#### Aim
Lines containing the word "asosiy" should be extracted in full.

#### Data excerpts
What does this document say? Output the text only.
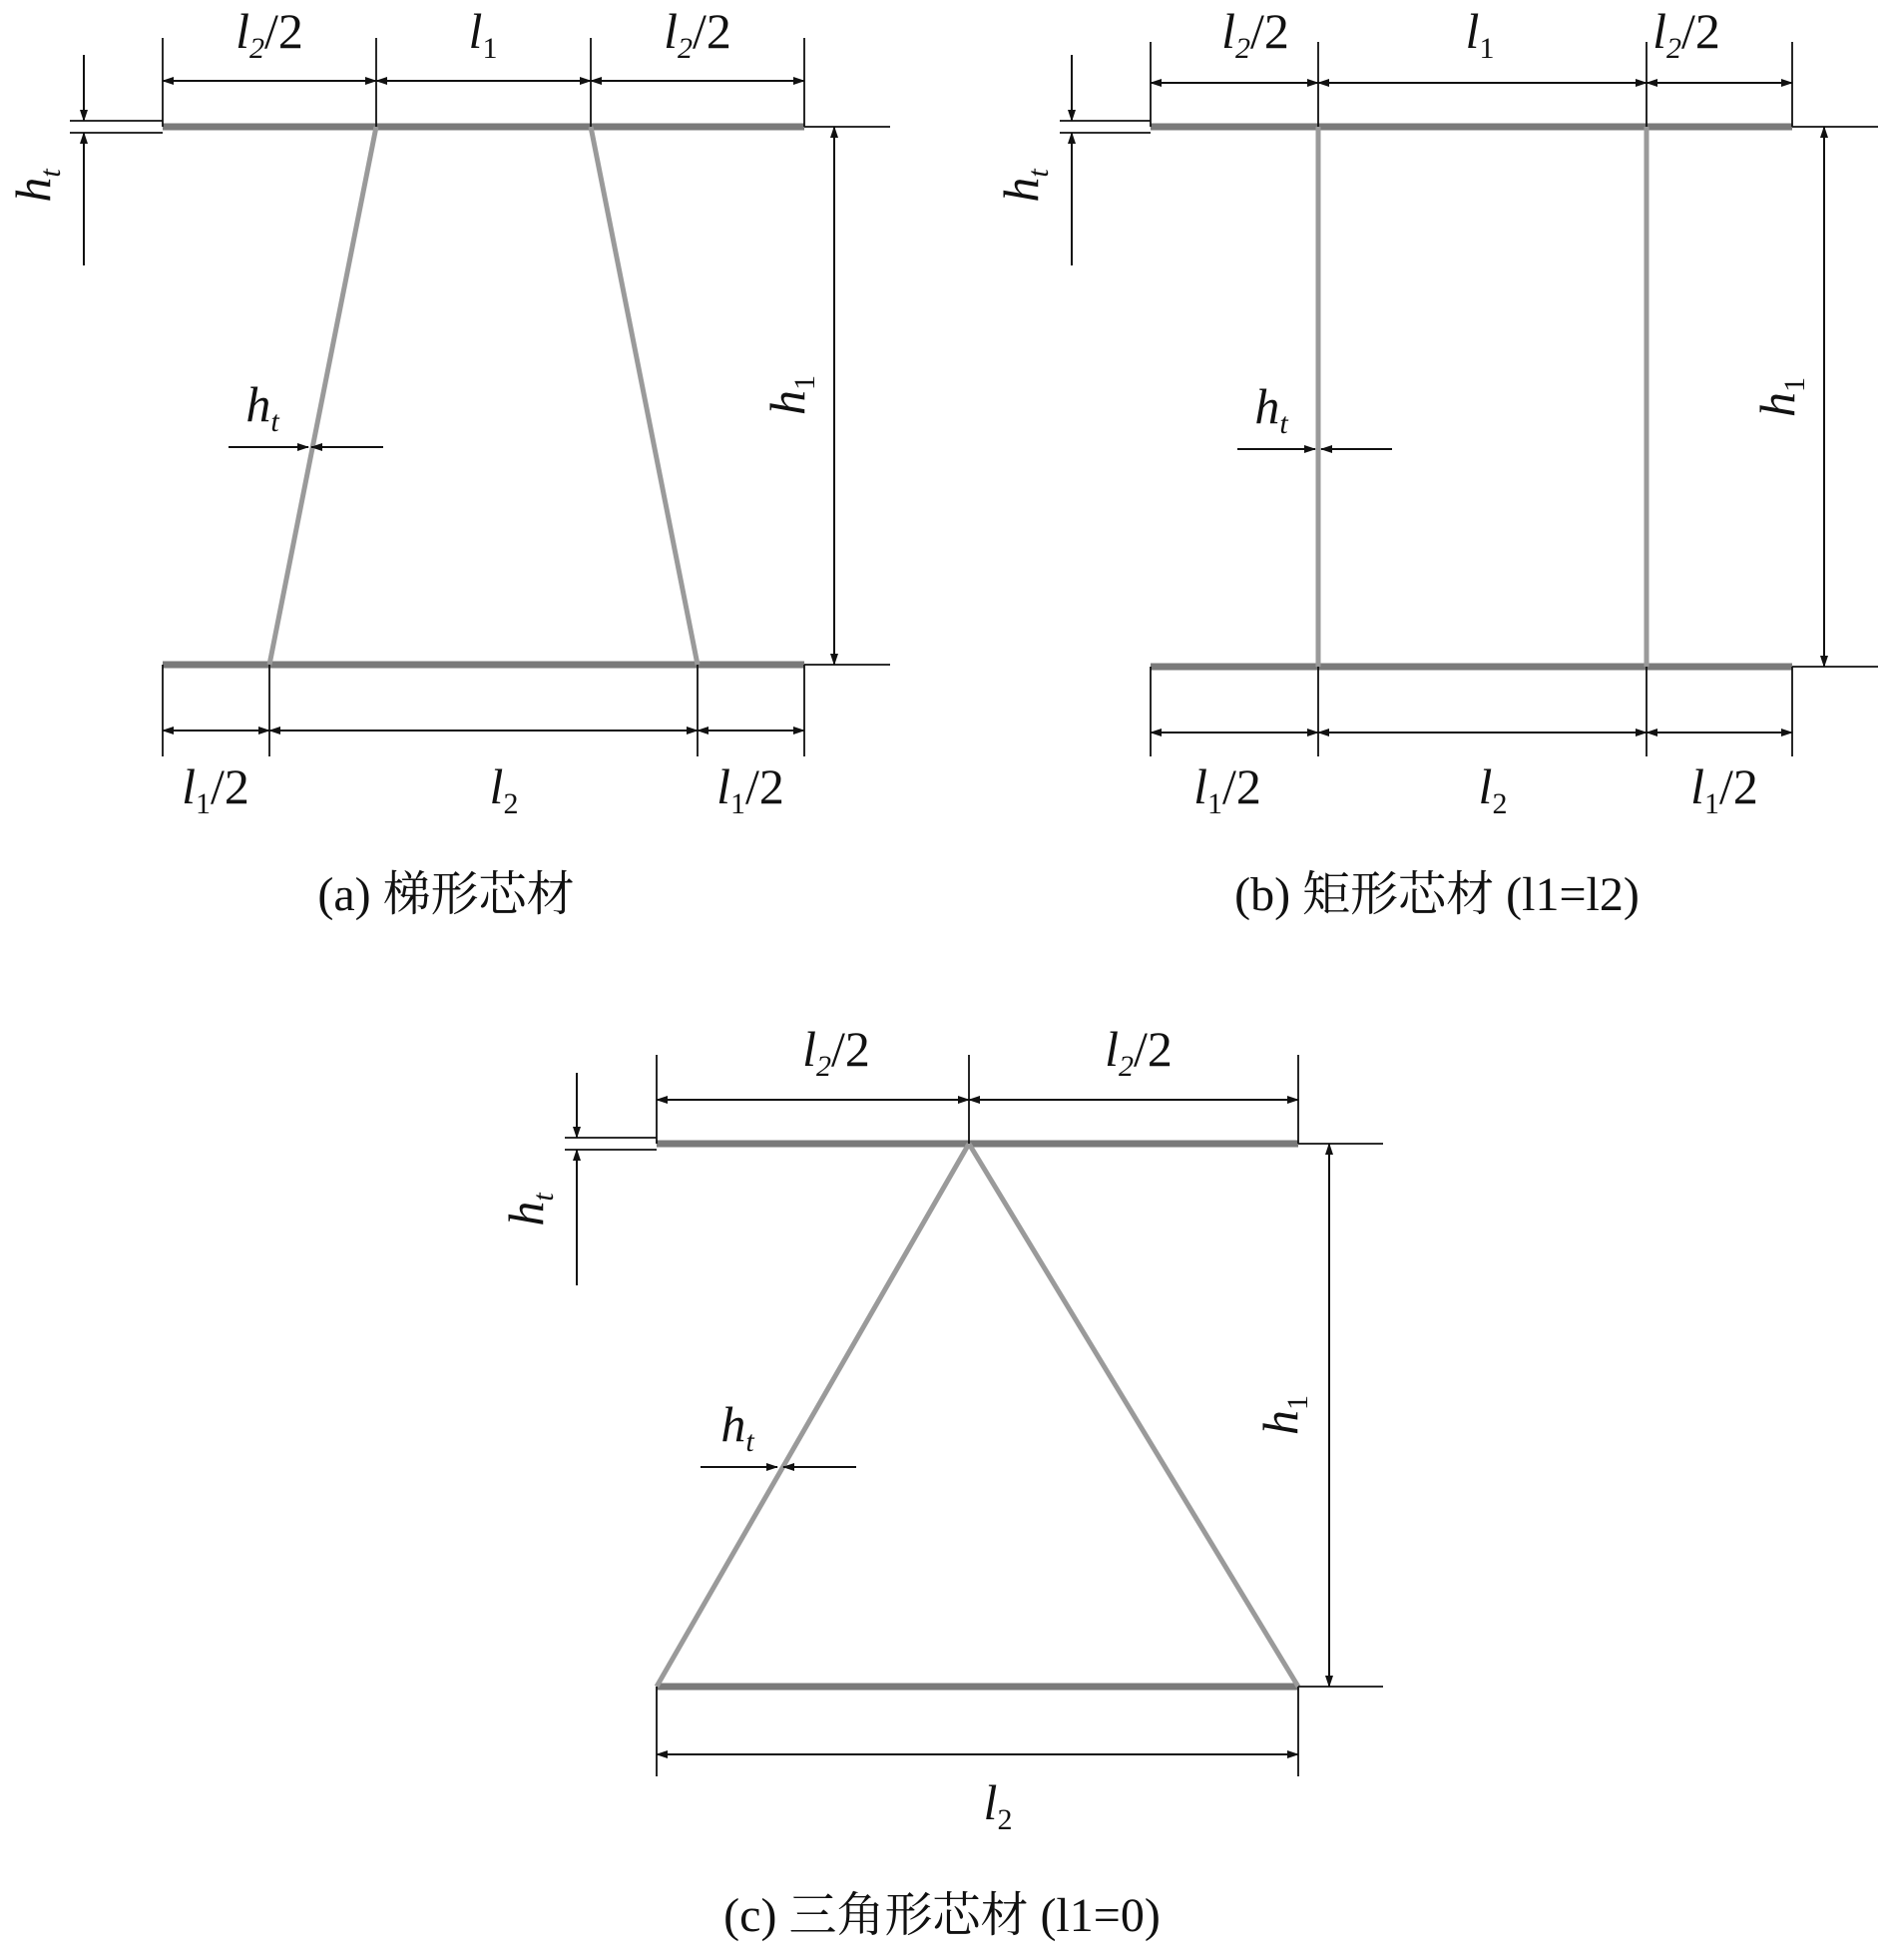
$l_2/2$	$l_1$	$l_2/2$
$l_1/2$	$l_2$	$l_1/2$
$h_1$
$h_t$
$h_t$
(a) 梯形芯材
$l_2/2$	$l_1$	$l_2/2$
$l_1/2$	$l_2$	$l_1/2$
$h_1$
$h_t$
$h_t$
(b) 矩形芯材 (l1=l2)
$l_2/2$	$l_2/2$
$l_2$
$h_1$
$h_t$
$h_t$
(c) 三角形芯材 (l1=0)
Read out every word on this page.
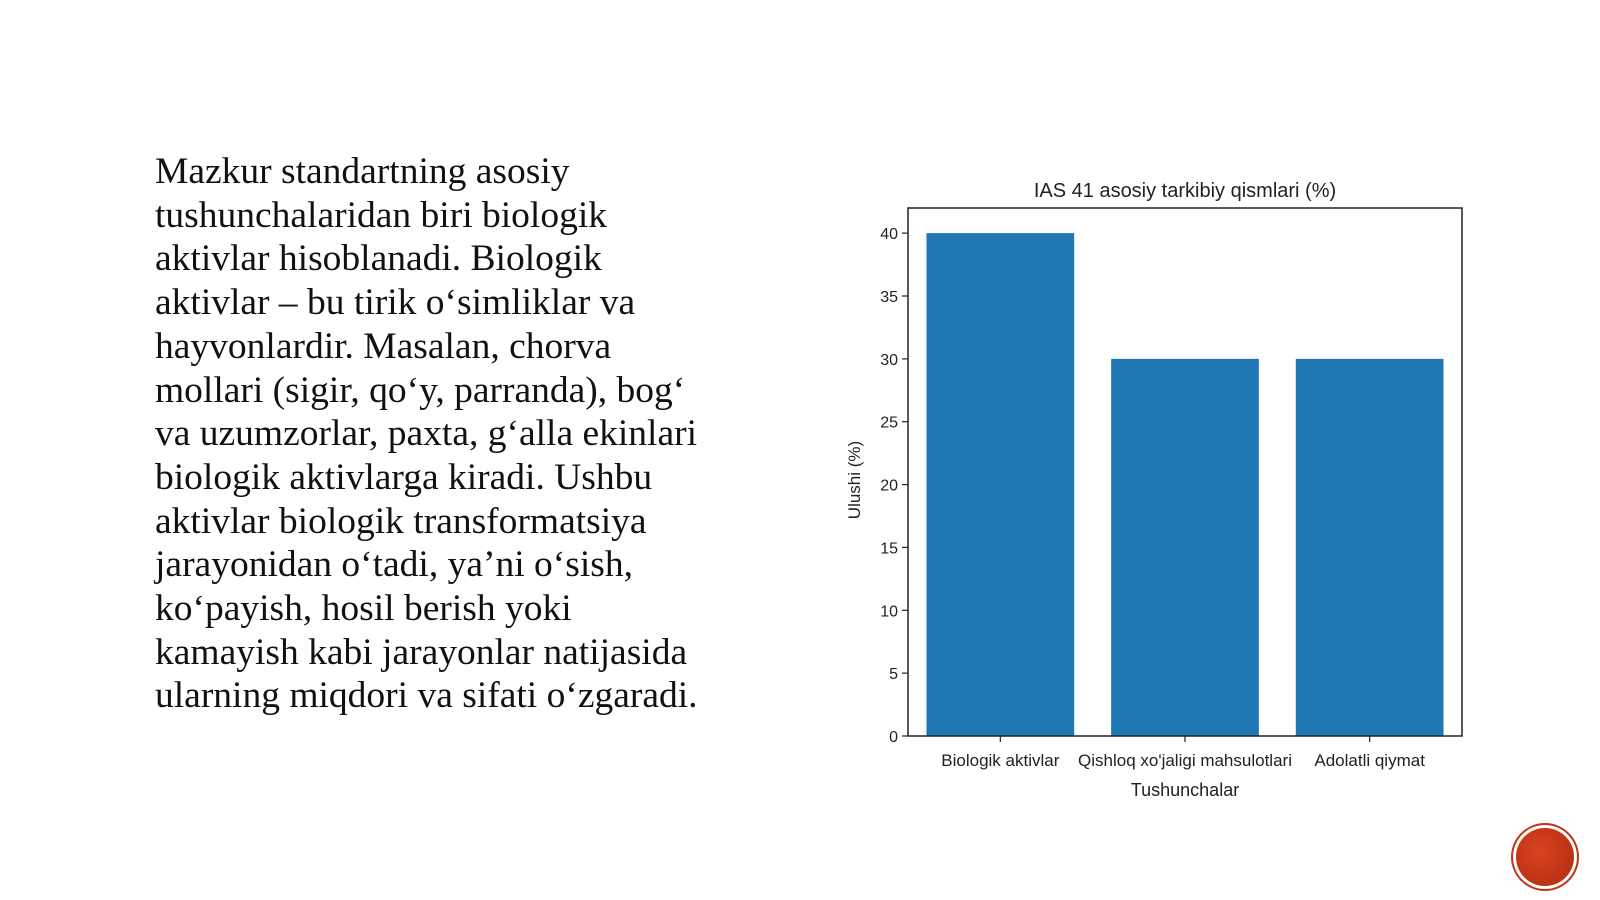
Mazkur standartning asosiy
tushunchalaridan biri biologik
aktivlar hisoblanadi. Biologik
aktivlar – bu tirik o‘simliklar va
hayvonlardir. Masalan, chorva
mollari (sigir, qo‘y, parranda), bog‘
va uzumzorlar, paxta, g‘alla ekinlari
biologik aktivlarga kiradi. Ushbu
aktivlar biologik transformatsiya
jarayonidan o‘tadi, ya’ni o‘sish,
ko‘payish, hosil berish yoki
kamayish kabi jarayonlar natijasida
ularning miqdori va sifati o‘zgaradi.

IAS 41 asosiy tarkibiy qismlari (%)
Ulushi (%)
Tushunchalar
Biologik aktivlar Qishloq xo'jaligi mahsulotlari Adolatli qiymat
0
5
10
15
20
25
30
35
40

#### Worked answer
Mazkur standartning asosiy
IAS 41 asosiy tarkibiy qismlari (%)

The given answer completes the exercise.